## Begin DATA FOR THIS EXERCISE
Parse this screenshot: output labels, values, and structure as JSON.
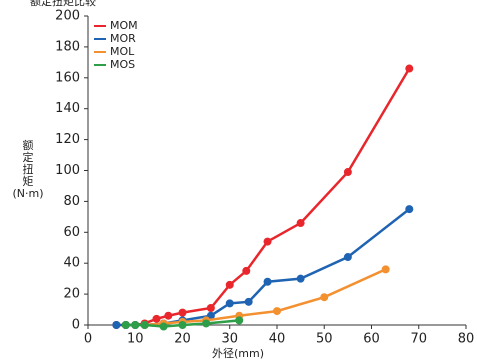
{
  "chart_data": {
    "type": "line",
    "title": "额定扭矩比较",
    "x_label": "外径(mm)",
    "y_label": "额定扭矩(N·m)",
    "xlim": [
      0,
      80
    ],
    "xticks": [
      0,
      10,
      20,
      30,
      40,
      50,
      60,
      70,
      80
    ],
    "ylim": [
      0,
      200
    ],
    "yticks": [
      0,
      20,
      40,
      60,
      80,
      100,
      120,
      140,
      160,
      180,
      200
    ],
    "grid": false,
    "legend": "upper left",
    "series": [
      {
        "name": "MOM",
        "color": "#e8262c",
        "x": [
          6,
          8,
          10,
          12,
          14.5,
          17,
          20,
          26,
          30,
          33.5,
          38,
          45,
          55,
          68
        ],
        "values": [
          0,
          0,
          0,
          1,
          4,
          6,
          8,
          11,
          26,
          35,
          54,
          66,
          99,
          166
        ]
      },
      {
        "name": "MOR",
        "color": "#1f63b3",
        "x": [
          6,
          8,
          10,
          12,
          16,
          20,
          26,
          30,
          34,
          38,
          45,
          55,
          68
        ],
        "values": [
          0,
          0,
          0,
          0,
          1,
          3,
          6,
          14,
          15,
          28,
          30,
          44,
          75
        ]
      },
      {
        "name": "MOL",
        "color": "#f39030",
        "x": [
          12,
          16,
          20,
          25,
          32,
          40,
          50,
          63
        ],
        "values": [
          0,
          1,
          2,
          3,
          6,
          9,
          18,
          36
        ]
      },
      {
        "name": "MOS",
        "color": "#2e9e48",
        "x": [
          8,
          10,
          12,
          16,
          20,
          25,
          32
        ],
        "values": [
          0,
          0,
          0,
          -1,
          0,
          1,
          3
        ]
      }
    ]
  }
}
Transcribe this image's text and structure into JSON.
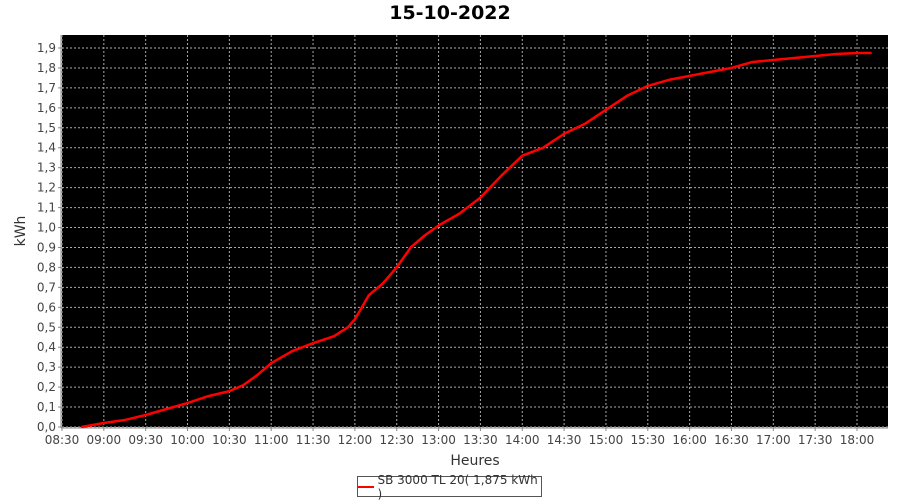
{
  "chart_data": {
    "type": "line",
    "title": "15-10-2022",
    "xlabel": "Heures",
    "ylabel": "kWh",
    "xlim": [
      "08:30",
      "18:30"
    ],
    "ylim": [
      0,
      1.95
    ],
    "grid": true,
    "background": "#000000",
    "legend_position": "bottom",
    "x_ticks": [
      "08:30",
      "09:00",
      "09:30",
      "10:00",
      "10:30",
      "11:00",
      "11:30",
      "12:00",
      "12:30",
      "13:00",
      "13:30",
      "14:00",
      "14:30",
      "15:00",
      "15:30",
      "16:00",
      "16:30",
      "17:00",
      "17:30",
      "18:00"
    ],
    "y_ticks": [
      "0,0",
      "0,1",
      "0,2",
      "0,3",
      "0,4",
      "0,5",
      "0,6",
      "0,7",
      "0,8",
      "0,9",
      "1,0",
      "1,1",
      "1,2",
      "1,3",
      "1,4",
      "1,5",
      "1,6",
      "1,7",
      "1,8",
      "1,9"
    ],
    "series": [
      {
        "name": "SB 3000 TL 20( 1,875 kWh )",
        "color": "#ff0000",
        "x": [
          "08:44",
          "09:00",
          "09:15",
          "09:30",
          "09:45",
          "10:00",
          "10:15",
          "10:30",
          "10:40",
          "10:50",
          "11:00",
          "11:15",
          "11:30",
          "11:45",
          "11:55",
          "12:00",
          "12:05",
          "12:10",
          "12:20",
          "12:30",
          "12:40",
          "12:50",
          "13:00",
          "13:15",
          "13:30",
          "13:45",
          "14:00",
          "14:15",
          "14:30",
          "14:45",
          "15:00",
          "15:15",
          "15:30",
          "15:45",
          "16:00",
          "16:15",
          "16:30",
          "16:45",
          "17:00",
          "17:15",
          "17:30",
          "17:45",
          "18:00",
          "18:10"
        ],
        "y": [
          0.0,
          0.02,
          0.035,
          0.06,
          0.09,
          0.12,
          0.155,
          0.18,
          0.21,
          0.26,
          0.32,
          0.38,
          0.42,
          0.455,
          0.5,
          0.54,
          0.6,
          0.66,
          0.72,
          0.8,
          0.9,
          0.96,
          1.01,
          1.07,
          1.15,
          1.26,
          1.36,
          1.4,
          1.47,
          1.52,
          1.59,
          1.66,
          1.71,
          1.74,
          1.76,
          1.78,
          1.8,
          1.83,
          1.84,
          1.85,
          1.86,
          1.87,
          1.875,
          1.875
        ]
      }
    ]
  }
}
## End DATA FOR THIS EXERCISE
In the copy, include all records verbatim but no images.

__EXERCISE ANSWER__
Parse this screenshot: output labels, values, and structure as JSON.
{
  "chart_data": {
    "type": "line",
    "title": "额定扭矩比较",
    "x_label": "外径(mm)",
    "y_label": "额定扭矩(N·m)",
    "xlim": [
      0,
      80
    ],
    "xticks": [
      0,
      10,
      20,
      30,
      40,
      50,
      60,
      70,
      80
    ],
    "ylim": [
      0,
      200
    ],
    "yticks": [
      0,
      20,
      40,
      60,
      80,
      100,
      120,
      140,
      160,
      180,
      200
    ],
    "grid": false,
    "legend": "upper left",
    "series": [
      {
        "name": "MOM",
        "color": "#e8262c",
        "x": [
          6,
          8,
          10,
          12,
          14.5,
          17,
          20,
          26,
          30,
          33.5,
          38,
          45,
          55,
          68
        ],
        "values": [
          0,
          0,
          0,
          1,
          4,
          6,
          8,
          11,
          26,
          35,
          54,
          66,
          99,
          166
        ]
      },
      {
        "name": "MOR",
        "color": "#1f63b3",
        "x": [
          6,
          8,
          10,
          12,
          16,
          20,
          26,
          30,
          34,
          38,
          45,
          55,
          68
        ],
        "values": [
          0,
          0,
          0,
          0,
          1,
          3,
          6,
          14,
          15,
          28,
          30,
          44,
          75
        ]
      },
      {
        "name": "MOL",
        "color": "#f39030",
        "x": [
          12,
          16,
          20,
          25,
          32,
          40,
          50,
          63
        ],
        "values": [
          0,
          1,
          2,
          3,
          6,
          9,
          18,
          36
        ]
      },
      {
        "name": "MOS",
        "color": "#2e9e48",
        "x": [
          8,
          10,
          12,
          16,
          20,
          25,
          32
        ],
        "values": [
          0,
          0,
          0,
          -1,
          0,
          1,
          3
        ]
      }
    ]
  }
}
Transcribe this image's text and structure into JSON.
{
  "chart_data": {
    "type": "line",
    "title": "15-10-2022",
    "xlabel": "Heures",
    "ylabel": "kWh",
    "xlim": [
      "08:30",
      "18:30"
    ],
    "ylim": [
      0,
      1.95
    ],
    "grid": true,
    "background": "#000000",
    "legend_position": "bottom",
    "x_ticks": [
      "08:30",
      "09:00",
      "09:30",
      "10:00",
      "10:30",
      "11:00",
      "11:30",
      "12:00",
      "12:30",
      "13:00",
      "13:30",
      "14:00",
      "14:30",
      "15:00",
      "15:30",
      "16:00",
      "16:30",
      "17:00",
      "17:30",
      "18:00"
    ],
    "y_ticks": [
      "0,0",
      "0,1",
      "0,2",
      "0,3",
      "0,4",
      "0,5",
      "0,6",
      "0,7",
      "0,8",
      "0,9",
      "1,0",
      "1,1",
      "1,2",
      "1,3",
      "1,4",
      "1,5",
      "1,6",
      "1,7",
      "1,8",
      "1,9"
    ],
    "series": [
      {
        "name": "SB 3000 TL 20( 1,875 kWh )",
        "color": "#ff0000",
        "x": [
          "08:44",
          "09:00",
          "09:15",
          "09:30",
          "09:45",
          "10:00",
          "10:15",
          "10:30",
          "10:40",
          "10:50",
          "11:00",
          "11:15",
          "11:30",
          "11:45",
          "11:55",
          "12:00",
          "12:05",
          "12:10",
          "12:20",
          "12:30",
          "12:40",
          "12:50",
          "13:00",
          "13:15",
          "13:30",
          "13:45",
          "14:00",
          "14:15",
          "14:30",
          "14:45",
          "15:00",
          "15:15",
          "15:30",
          "15:45",
          "16:00",
          "16:15",
          "16:30",
          "16:45",
          "17:00",
          "17:15",
          "17:30",
          "17:45",
          "18:00",
          "18:10"
        ],
        "y": [
          0.0,
          0.02,
          0.035,
          0.06,
          0.09,
          0.12,
          0.155,
          0.18,
          0.21,
          0.26,
          0.32,
          0.38,
          0.42,
          0.455,
          0.5,
          0.54,
          0.6,
          0.66,
          0.72,
          0.8,
          0.9,
          0.96,
          1.01,
          1.07,
          1.15,
          1.26,
          1.36,
          1.4,
          1.47,
          1.52,
          1.59,
          1.66,
          1.71,
          1.74,
          1.76,
          1.78,
          1.8,
          1.83,
          1.84,
          1.85,
          1.86,
          1.87,
          1.875,
          1.875
        ]
      }
    ]
  }
}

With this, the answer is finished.